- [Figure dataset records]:
##########

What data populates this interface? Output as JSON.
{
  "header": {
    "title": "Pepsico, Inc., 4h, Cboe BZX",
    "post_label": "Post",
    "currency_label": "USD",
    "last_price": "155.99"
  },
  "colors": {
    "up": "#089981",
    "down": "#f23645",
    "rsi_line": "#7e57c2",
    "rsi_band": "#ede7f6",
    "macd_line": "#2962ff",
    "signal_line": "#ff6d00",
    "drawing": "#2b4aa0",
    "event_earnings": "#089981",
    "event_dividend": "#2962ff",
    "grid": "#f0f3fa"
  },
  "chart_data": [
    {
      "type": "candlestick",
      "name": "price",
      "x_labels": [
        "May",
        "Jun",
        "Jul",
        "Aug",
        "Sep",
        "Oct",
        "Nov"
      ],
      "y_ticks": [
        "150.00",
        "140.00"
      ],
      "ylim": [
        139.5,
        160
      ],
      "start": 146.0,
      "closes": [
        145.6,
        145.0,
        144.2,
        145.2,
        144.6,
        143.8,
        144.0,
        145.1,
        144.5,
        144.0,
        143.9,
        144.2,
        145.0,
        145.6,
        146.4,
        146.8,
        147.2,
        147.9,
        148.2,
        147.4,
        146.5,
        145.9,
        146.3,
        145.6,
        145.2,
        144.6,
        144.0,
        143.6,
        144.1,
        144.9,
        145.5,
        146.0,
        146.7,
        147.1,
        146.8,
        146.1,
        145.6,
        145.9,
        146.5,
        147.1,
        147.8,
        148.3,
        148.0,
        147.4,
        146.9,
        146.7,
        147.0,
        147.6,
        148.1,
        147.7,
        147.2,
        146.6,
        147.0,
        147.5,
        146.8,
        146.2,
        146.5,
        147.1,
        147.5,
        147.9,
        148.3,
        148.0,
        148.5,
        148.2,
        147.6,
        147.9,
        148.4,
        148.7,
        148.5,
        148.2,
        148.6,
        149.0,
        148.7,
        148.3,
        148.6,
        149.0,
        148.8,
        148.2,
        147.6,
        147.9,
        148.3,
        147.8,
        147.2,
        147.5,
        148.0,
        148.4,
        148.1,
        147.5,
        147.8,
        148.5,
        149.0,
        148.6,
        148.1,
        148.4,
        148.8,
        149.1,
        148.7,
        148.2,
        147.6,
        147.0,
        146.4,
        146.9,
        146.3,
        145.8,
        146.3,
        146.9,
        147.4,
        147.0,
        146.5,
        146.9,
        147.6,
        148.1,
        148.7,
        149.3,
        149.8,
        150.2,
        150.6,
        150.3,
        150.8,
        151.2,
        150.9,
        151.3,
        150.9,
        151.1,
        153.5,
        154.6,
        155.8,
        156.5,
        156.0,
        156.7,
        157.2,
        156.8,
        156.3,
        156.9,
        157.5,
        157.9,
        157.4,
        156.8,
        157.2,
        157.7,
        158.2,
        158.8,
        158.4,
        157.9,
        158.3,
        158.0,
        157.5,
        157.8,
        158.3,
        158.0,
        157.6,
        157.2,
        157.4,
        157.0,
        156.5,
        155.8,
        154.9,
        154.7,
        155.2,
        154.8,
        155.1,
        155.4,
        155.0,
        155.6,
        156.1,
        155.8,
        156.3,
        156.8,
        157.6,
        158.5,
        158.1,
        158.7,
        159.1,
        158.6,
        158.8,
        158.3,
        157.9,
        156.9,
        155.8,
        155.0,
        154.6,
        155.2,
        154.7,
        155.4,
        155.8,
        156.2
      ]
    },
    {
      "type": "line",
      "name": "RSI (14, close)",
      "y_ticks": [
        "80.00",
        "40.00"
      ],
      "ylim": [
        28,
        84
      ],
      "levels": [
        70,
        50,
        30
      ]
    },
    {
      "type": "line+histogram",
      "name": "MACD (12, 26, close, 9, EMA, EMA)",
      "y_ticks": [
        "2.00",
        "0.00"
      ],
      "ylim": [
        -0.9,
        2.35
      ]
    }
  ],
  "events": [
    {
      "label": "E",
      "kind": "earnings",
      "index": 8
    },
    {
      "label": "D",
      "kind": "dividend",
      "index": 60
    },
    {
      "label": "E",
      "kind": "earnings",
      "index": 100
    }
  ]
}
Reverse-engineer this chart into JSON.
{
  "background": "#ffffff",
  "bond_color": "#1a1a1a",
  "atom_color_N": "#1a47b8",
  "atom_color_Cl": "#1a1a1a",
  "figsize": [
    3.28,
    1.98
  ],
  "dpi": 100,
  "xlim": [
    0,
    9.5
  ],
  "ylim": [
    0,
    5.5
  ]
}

##########

- [Instructions for the task]: Select and copy every line of the material that holds the string "type".

- [Answer below]:
      "type": "candlestick",
      "type": "line",
      "type": "line+histogram",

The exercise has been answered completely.